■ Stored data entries
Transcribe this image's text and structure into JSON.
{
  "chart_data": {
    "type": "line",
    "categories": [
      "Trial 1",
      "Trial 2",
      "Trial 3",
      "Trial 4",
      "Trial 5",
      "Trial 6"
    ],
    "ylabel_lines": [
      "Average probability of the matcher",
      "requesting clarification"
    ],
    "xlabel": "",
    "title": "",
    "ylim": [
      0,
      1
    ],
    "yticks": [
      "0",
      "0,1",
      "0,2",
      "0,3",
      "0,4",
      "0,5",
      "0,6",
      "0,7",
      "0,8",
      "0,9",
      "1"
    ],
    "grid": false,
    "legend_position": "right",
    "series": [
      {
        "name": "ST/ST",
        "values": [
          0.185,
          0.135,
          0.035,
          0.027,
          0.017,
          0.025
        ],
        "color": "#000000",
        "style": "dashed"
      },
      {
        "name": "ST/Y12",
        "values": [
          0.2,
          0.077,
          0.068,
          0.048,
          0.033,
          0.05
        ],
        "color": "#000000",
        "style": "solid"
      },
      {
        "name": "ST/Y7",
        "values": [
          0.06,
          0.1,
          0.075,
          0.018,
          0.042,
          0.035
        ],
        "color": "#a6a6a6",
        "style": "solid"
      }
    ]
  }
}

* * *

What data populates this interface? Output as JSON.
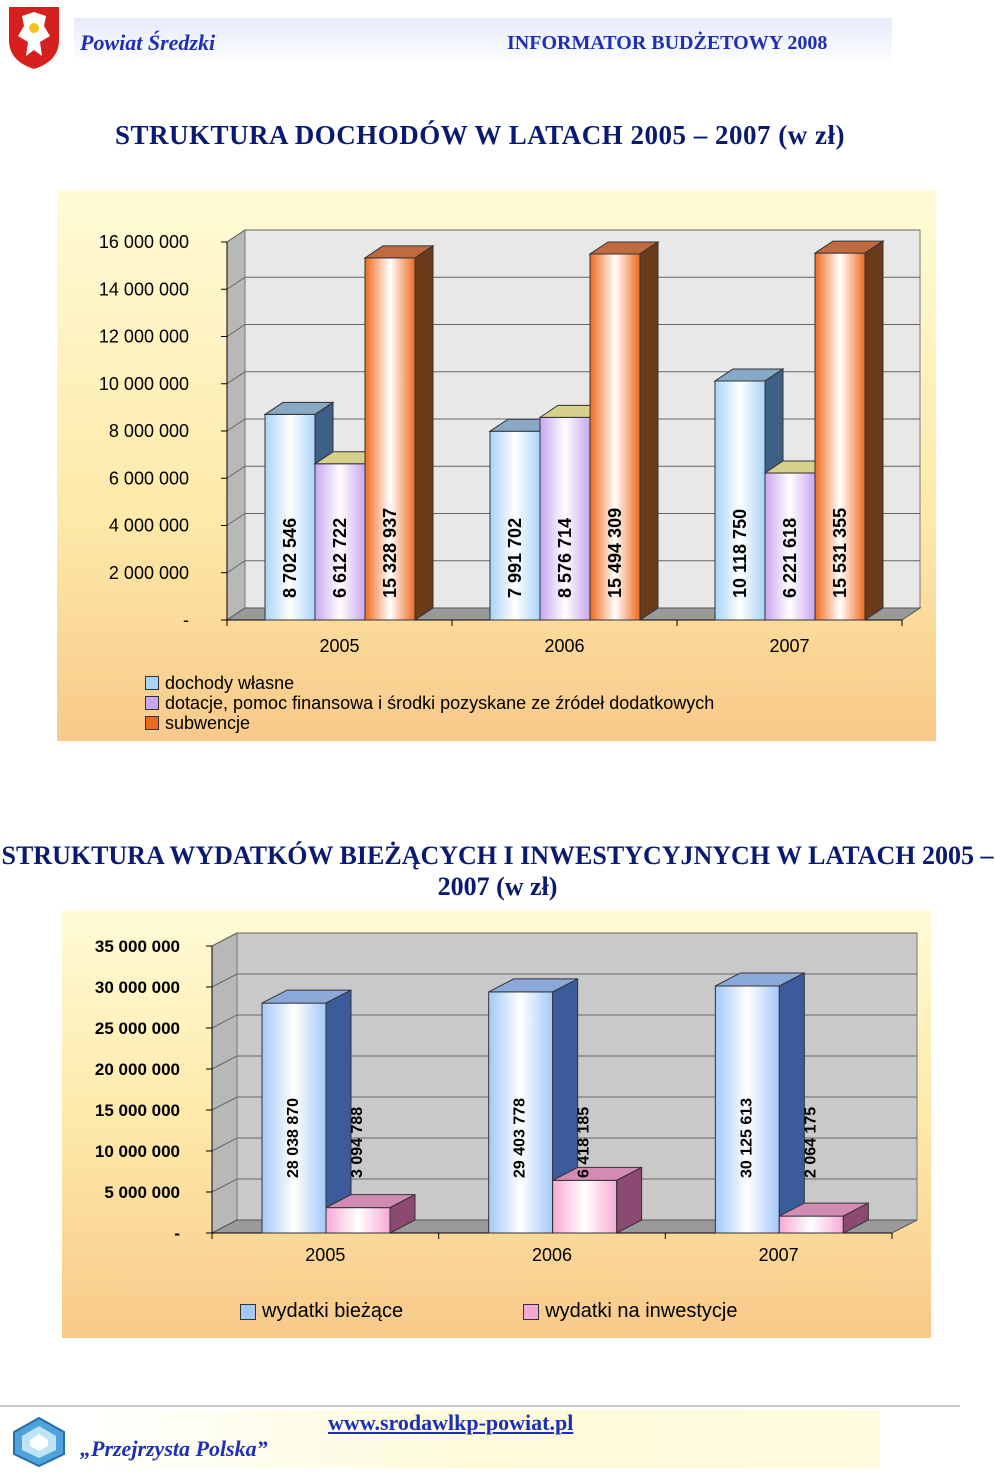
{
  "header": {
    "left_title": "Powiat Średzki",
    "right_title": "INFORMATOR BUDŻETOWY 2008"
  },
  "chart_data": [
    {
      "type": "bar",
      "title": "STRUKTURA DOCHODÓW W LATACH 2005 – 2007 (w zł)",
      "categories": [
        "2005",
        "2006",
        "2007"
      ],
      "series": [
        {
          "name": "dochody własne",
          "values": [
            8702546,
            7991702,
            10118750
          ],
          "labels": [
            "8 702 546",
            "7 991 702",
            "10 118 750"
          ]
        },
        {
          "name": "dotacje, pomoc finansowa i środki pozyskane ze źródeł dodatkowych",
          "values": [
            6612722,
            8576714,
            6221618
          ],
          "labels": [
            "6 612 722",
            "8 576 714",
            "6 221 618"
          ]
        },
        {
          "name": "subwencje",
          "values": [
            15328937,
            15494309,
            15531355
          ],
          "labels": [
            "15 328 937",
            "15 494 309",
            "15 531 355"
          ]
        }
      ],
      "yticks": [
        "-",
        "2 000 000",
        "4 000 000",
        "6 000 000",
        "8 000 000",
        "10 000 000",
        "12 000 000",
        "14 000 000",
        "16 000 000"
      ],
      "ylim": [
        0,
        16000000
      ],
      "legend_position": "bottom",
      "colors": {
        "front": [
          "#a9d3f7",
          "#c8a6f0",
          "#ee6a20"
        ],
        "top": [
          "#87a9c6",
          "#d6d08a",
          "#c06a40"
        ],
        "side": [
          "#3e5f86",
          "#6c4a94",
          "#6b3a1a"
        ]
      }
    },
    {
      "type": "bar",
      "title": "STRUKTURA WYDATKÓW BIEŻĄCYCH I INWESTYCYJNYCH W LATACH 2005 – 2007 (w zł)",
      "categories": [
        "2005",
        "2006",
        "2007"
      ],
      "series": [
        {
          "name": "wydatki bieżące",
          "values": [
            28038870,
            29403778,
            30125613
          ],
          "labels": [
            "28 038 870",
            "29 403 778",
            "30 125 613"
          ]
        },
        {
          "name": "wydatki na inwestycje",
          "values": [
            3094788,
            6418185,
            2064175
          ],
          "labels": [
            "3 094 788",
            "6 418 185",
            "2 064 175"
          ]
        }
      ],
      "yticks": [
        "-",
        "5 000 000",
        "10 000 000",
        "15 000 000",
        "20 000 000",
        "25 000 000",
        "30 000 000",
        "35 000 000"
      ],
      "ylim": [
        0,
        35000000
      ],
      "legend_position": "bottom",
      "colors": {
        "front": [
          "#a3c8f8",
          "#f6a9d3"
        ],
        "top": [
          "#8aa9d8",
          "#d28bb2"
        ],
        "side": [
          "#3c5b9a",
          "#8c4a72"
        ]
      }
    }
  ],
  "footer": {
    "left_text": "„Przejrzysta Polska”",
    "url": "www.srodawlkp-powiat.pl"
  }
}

■ WHAT THIS TASK INVOLVES
Give nothing but the count of lines in the listing above that hold the string "STRUKTURA".

■ ANSWER TO THIS PROBLEM
2